### TEXT EXTRACT
»»

And so, look, I mean, the danger for the Conservative party is when you get bad news layered upon bad news is it becomes a self-fulfilling prophecy in a way and things go from bad to worse and morale starts to break down. You start to get briefings about the way the campaign’s being conducted. And that’s the danger, I think, of these events coming together, because all Conservative candidates can look at that YouGov poll for Sky, look at their individual constituencies, and you can see a whole load of big names potentially being wiped out, people like Gillian Keegan, the education secretary down in Chichester, or Jeremy Hunt in Godalming and Ash. I mean, it looks really bad at the moment but, you know, we’re still four weeks out from polling day.

««

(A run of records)
»»

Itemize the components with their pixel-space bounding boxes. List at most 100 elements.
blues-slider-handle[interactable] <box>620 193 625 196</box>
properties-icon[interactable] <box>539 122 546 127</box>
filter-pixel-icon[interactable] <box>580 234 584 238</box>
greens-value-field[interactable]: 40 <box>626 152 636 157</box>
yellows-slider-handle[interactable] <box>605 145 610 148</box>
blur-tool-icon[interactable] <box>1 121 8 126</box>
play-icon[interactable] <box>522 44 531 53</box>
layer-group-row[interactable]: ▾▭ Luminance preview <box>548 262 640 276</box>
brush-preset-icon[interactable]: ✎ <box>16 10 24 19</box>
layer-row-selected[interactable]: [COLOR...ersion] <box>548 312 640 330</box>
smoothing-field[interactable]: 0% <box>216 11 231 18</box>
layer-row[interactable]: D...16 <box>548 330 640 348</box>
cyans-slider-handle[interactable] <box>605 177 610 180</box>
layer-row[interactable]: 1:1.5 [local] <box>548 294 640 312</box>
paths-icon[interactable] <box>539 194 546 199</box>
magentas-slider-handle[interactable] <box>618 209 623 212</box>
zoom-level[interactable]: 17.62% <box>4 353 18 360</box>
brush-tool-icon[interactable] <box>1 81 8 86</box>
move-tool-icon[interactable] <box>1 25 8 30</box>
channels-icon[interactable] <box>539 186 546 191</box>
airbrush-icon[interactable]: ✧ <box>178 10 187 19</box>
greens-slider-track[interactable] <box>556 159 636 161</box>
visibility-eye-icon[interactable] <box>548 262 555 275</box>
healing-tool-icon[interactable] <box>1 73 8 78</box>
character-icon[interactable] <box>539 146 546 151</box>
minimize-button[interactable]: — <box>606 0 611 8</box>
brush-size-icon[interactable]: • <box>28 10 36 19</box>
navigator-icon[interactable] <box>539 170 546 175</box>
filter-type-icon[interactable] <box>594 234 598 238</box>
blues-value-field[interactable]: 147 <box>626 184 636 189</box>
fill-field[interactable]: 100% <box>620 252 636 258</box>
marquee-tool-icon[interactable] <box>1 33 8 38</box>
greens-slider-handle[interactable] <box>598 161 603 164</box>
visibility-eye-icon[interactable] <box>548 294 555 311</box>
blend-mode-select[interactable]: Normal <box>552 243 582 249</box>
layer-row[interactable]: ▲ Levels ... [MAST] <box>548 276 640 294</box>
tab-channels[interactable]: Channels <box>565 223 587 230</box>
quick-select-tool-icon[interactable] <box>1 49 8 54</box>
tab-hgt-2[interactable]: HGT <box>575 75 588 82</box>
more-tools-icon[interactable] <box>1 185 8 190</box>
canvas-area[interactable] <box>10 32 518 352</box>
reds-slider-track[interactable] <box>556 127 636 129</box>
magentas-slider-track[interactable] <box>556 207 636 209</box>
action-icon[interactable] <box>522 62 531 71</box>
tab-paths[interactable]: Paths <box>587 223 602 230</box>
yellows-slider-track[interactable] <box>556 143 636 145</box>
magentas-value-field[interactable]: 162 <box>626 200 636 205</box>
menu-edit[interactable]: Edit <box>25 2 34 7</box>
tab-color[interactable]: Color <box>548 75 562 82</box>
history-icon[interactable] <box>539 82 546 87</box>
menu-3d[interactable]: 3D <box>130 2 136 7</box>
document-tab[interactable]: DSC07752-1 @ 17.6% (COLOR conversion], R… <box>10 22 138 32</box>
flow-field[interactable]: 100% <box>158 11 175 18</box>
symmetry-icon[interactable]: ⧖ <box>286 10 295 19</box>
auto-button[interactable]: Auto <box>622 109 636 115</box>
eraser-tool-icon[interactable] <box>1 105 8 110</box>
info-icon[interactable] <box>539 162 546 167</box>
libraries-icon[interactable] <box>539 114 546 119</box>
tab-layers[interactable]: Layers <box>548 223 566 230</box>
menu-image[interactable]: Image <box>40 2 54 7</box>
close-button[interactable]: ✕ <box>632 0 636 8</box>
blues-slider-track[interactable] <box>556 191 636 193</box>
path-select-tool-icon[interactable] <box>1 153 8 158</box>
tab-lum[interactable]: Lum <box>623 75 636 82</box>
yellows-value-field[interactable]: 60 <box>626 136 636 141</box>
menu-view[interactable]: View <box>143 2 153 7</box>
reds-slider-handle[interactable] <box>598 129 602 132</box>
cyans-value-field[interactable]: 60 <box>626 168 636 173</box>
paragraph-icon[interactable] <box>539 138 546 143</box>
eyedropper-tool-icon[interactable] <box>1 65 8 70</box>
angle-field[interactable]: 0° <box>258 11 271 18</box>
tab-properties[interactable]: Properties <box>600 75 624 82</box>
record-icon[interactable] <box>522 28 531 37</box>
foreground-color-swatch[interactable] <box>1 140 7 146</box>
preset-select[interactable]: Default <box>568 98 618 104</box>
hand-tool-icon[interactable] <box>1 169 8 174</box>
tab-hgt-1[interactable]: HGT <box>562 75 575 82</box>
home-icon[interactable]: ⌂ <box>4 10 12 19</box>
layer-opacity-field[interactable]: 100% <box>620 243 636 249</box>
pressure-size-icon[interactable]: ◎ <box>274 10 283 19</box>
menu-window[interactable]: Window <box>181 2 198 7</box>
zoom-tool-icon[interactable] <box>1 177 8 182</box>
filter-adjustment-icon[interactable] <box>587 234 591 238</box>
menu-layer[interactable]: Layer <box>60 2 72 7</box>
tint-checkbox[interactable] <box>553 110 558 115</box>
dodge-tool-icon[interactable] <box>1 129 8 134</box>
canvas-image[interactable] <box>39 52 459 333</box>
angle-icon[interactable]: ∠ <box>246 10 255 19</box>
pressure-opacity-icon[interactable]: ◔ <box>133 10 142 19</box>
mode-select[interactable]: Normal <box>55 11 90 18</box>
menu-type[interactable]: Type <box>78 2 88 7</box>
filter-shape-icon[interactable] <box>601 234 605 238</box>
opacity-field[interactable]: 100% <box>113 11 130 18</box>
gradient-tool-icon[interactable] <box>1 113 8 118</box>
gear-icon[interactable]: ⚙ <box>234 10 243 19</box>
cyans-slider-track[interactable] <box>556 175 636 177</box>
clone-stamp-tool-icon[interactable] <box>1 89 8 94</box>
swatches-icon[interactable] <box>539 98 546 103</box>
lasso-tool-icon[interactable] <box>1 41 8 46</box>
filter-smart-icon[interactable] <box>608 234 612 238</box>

««

### REQUIRED WORK
a. Return the passage of the commentary on the Conservative campaign between "And so, look, I" and "from polling day.", inclusive, with no changes.
b. In the entries, take the lines from the first one through the line holding "filter-pixel-icon[interactable] <box>580 234", inclusive, and switch "properties-icon" to "layer-properties-icon". Output only those lines, with everything else left as it stands.

### TASK RESPONSES
a.
And so, look, I mean, the danger for the Conservative party is when you get bad news layered upon bad news is it becomes a self-fulfilling prophecy in a way and things go from bad to worse and morale starts to break down. You start to get briefings about the way the campaign’s being conducted. And that’s the danger, I think, of these events coming together, because all Conservative candidates can look at that YouGov poll for Sky, look at their individual constituencies, and you can see a whole load of big names potentially being wiped out, people like Gillian Keegan, the education secretary down in Chichester, or Jeremy Hunt in Godalming and Ash. I mean, it looks really bad at the moment but, you know, we’re still four weeks out from polling day.

b.
Itemize the components with their pixel-space bounding boxes. List at most 100 elements.
blues-slider-handle[interactable] <box>620 193 625 196</box>
layer-properties-icon[interactable] <box>539 122 546 127</box>
filter-pixel-icon[interactable] <box>580 234 584 238</box>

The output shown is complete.